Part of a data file

::::::

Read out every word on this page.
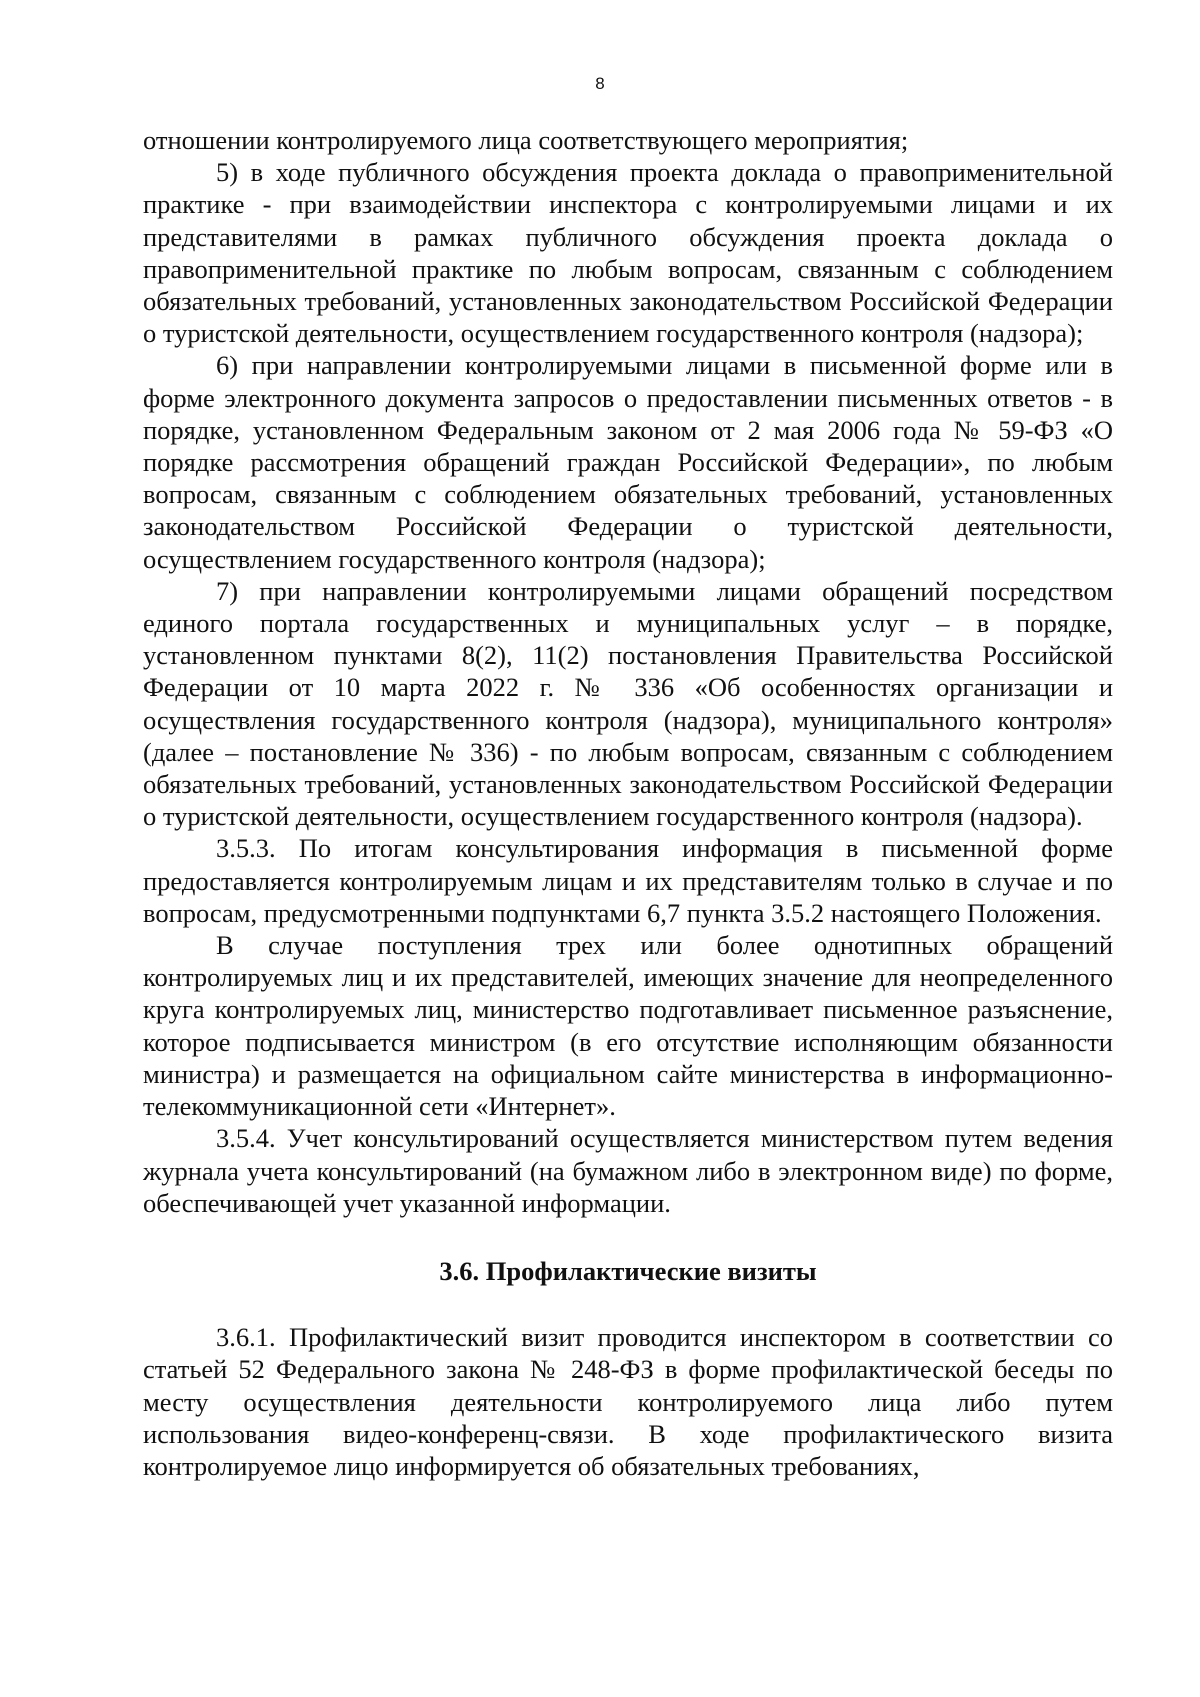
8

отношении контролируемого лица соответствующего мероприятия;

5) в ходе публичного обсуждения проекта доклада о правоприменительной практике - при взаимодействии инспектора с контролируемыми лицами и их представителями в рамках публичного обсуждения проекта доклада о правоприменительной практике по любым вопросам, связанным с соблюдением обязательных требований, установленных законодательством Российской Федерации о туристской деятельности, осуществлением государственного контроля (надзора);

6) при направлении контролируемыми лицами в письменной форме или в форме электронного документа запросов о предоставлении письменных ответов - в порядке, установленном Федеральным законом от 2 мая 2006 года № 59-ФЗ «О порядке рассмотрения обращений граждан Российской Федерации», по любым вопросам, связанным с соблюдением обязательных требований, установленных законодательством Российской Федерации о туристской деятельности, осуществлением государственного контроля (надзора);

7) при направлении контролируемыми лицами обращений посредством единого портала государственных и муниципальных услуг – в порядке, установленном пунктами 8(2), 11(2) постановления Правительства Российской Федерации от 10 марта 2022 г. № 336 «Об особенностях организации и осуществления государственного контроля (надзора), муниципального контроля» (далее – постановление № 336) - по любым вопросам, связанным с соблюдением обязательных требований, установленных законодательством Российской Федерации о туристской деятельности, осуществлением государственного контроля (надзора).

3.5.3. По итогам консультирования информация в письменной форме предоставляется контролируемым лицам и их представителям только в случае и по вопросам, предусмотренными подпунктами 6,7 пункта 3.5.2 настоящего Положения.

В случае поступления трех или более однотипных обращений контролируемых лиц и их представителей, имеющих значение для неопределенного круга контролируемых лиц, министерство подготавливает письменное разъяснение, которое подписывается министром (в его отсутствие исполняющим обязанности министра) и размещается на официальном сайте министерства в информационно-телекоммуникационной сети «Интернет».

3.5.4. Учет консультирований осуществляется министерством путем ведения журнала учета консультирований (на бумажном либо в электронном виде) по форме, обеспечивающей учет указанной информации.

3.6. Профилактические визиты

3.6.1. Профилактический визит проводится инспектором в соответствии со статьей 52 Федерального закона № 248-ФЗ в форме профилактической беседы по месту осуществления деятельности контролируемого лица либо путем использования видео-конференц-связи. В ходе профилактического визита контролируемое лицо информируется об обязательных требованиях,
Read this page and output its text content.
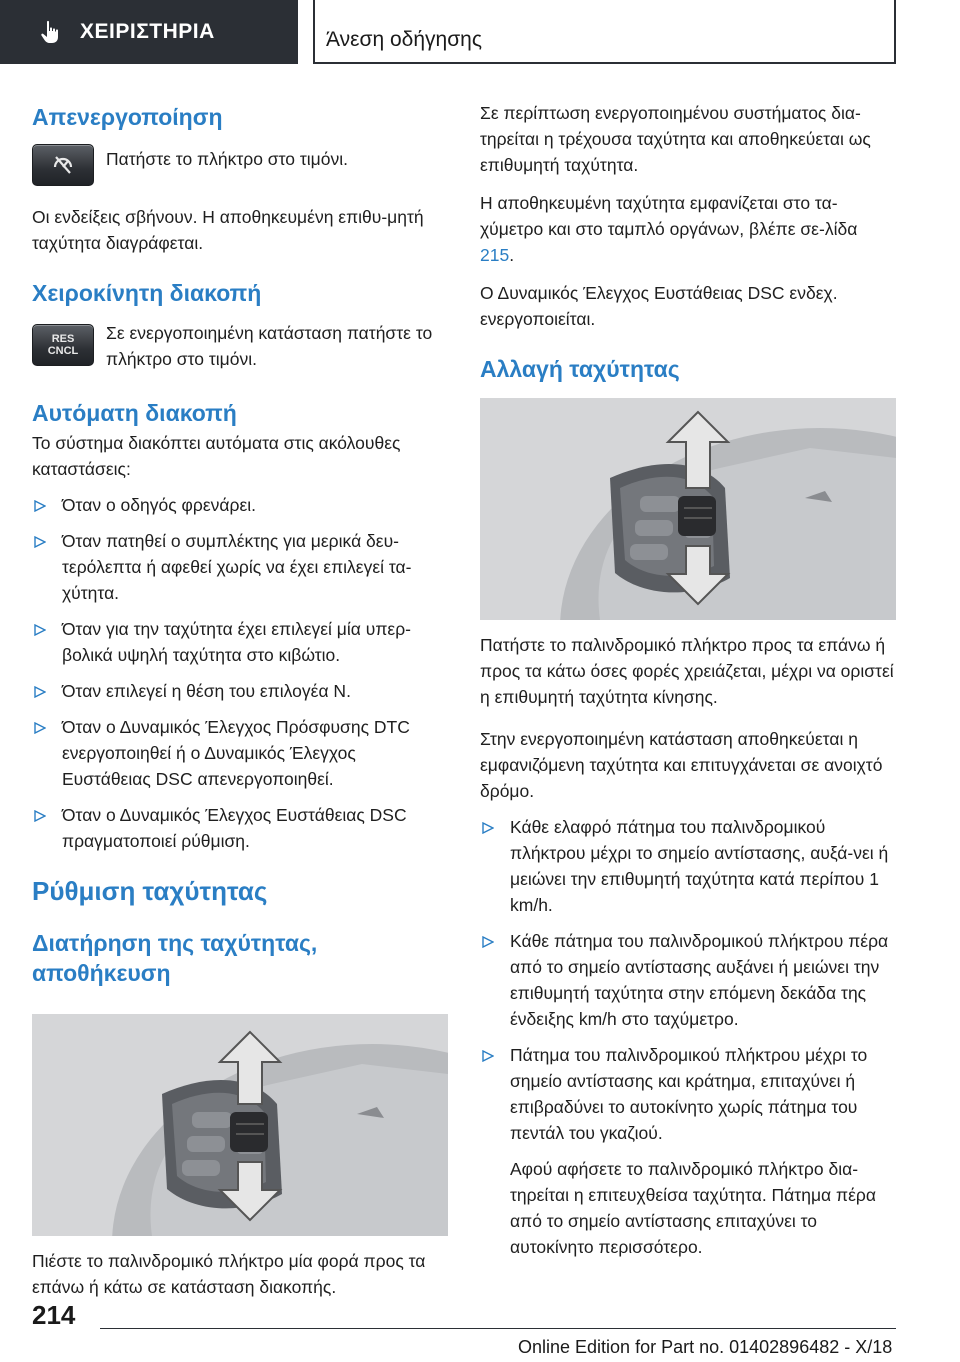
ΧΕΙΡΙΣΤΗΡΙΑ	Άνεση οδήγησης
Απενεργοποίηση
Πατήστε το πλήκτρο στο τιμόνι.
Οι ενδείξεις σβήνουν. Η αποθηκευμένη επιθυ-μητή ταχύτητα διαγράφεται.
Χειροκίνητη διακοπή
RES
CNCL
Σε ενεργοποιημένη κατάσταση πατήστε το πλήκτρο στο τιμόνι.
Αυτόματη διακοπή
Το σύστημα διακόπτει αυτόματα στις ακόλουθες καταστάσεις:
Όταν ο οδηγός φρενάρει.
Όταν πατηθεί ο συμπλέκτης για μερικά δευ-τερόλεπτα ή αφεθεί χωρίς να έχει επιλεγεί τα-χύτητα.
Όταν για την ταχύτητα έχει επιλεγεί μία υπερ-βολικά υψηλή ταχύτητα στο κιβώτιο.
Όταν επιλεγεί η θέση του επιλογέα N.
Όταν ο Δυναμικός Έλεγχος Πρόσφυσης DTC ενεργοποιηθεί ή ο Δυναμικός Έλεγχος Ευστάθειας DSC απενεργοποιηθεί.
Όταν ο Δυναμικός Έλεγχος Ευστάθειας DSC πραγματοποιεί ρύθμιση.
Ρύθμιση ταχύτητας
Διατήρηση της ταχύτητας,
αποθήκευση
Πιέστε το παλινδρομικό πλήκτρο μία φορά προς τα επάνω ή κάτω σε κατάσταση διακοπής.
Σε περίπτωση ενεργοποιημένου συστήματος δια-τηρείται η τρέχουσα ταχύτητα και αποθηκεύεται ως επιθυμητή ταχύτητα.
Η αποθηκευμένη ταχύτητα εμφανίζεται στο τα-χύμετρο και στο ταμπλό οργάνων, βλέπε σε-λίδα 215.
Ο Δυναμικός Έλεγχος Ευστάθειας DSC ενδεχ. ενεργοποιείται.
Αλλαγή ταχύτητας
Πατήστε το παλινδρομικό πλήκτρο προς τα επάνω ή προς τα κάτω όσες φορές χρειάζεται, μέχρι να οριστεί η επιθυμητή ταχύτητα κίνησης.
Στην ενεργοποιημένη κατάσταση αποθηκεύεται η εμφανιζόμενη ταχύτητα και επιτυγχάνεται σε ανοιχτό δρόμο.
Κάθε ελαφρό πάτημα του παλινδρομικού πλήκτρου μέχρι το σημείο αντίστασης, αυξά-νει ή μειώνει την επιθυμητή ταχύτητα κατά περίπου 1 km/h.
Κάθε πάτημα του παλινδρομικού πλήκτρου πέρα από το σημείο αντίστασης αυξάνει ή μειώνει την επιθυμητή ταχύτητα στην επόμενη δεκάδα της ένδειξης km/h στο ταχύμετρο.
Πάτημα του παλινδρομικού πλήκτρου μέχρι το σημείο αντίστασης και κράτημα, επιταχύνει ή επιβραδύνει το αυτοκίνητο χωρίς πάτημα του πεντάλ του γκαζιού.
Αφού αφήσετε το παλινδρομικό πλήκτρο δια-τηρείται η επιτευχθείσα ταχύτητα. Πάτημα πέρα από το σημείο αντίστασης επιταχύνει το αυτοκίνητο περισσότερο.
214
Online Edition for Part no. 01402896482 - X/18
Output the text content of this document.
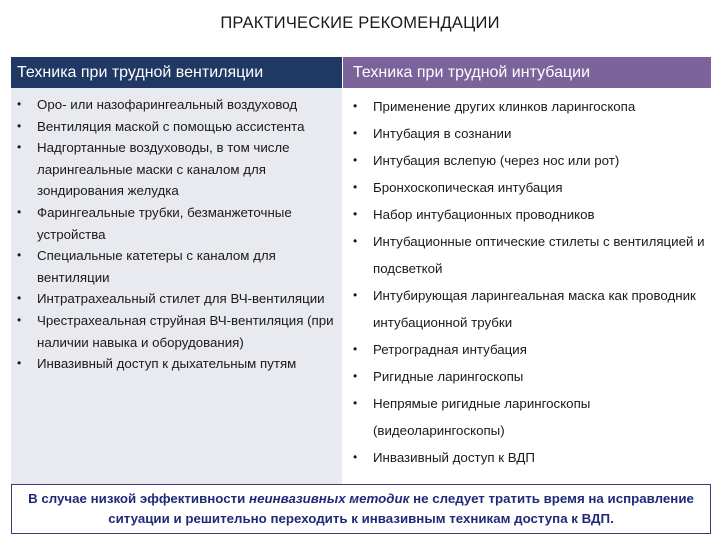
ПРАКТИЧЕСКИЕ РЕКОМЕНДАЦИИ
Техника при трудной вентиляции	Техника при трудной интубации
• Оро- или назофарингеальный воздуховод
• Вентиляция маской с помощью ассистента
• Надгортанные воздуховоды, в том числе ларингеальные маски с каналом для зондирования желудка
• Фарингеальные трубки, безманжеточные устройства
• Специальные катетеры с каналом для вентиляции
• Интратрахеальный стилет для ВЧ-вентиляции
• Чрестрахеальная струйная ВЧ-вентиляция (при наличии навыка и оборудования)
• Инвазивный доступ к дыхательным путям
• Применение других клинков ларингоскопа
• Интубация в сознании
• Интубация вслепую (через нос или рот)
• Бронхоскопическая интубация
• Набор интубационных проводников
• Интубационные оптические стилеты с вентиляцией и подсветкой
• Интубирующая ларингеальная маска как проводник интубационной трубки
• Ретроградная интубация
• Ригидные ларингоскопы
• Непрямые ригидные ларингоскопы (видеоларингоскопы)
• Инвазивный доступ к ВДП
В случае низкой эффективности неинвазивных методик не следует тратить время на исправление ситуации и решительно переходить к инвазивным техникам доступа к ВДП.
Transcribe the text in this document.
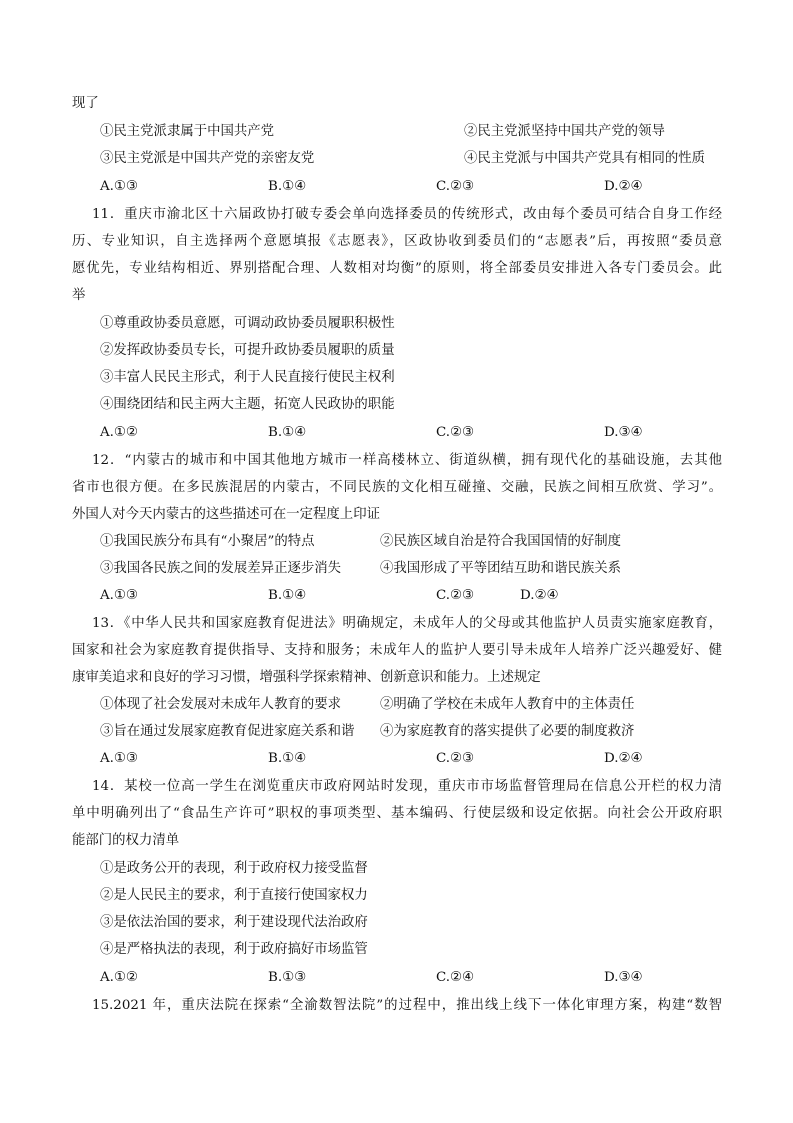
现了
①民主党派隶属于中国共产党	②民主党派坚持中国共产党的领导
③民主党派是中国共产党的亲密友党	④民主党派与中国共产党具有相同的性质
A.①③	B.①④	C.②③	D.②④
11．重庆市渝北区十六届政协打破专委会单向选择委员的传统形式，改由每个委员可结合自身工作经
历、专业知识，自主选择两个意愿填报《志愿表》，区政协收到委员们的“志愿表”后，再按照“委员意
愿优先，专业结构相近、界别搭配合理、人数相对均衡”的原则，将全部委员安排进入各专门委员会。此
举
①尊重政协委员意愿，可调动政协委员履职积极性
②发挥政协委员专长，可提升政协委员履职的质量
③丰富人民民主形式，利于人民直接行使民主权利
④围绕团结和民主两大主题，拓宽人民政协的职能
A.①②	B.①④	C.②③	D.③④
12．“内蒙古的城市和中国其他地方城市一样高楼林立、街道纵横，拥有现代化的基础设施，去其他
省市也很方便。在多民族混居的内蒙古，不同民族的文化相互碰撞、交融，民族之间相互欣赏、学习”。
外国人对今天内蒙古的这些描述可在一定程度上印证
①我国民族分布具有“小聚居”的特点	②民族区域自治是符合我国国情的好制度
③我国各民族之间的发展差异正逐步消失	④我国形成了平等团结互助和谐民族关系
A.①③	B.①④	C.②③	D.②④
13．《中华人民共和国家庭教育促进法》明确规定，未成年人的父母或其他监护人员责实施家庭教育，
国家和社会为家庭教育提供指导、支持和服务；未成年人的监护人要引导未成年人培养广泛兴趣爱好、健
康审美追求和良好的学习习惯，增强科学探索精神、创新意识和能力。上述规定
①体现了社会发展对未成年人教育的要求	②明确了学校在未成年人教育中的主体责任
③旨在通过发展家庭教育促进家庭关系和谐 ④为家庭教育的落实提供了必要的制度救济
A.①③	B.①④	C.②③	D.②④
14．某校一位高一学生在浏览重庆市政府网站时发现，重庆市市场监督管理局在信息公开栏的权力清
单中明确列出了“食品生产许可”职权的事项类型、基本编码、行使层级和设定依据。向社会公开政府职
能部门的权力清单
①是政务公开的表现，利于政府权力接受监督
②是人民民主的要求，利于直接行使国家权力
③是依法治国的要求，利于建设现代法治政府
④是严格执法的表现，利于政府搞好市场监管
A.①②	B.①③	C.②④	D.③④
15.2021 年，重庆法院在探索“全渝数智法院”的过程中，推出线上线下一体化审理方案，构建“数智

::::::

» **PROBLEM DETAILS**:
From the entries above, copy every line where the word "либо" shows up.

» **CORRECT OUTPUT**:
3.5.4. Учет консультирований осуществляется министерством путем ведения журнала учета консультирований (на бумажном либо в электронном виде) по форме, обеспечивающей учет указанной информации.
3.6.1. Профилактический визит проводится инспектором в соответствии со статьей 52 Федерального закона № 248-ФЗ в форме профилактической беседы по месту осуществления деятельности контролируемого лица либо путем использования видео-конференц-связи. В ходе профилактического визита контролируемое лицо информируется об обязательных требованиях,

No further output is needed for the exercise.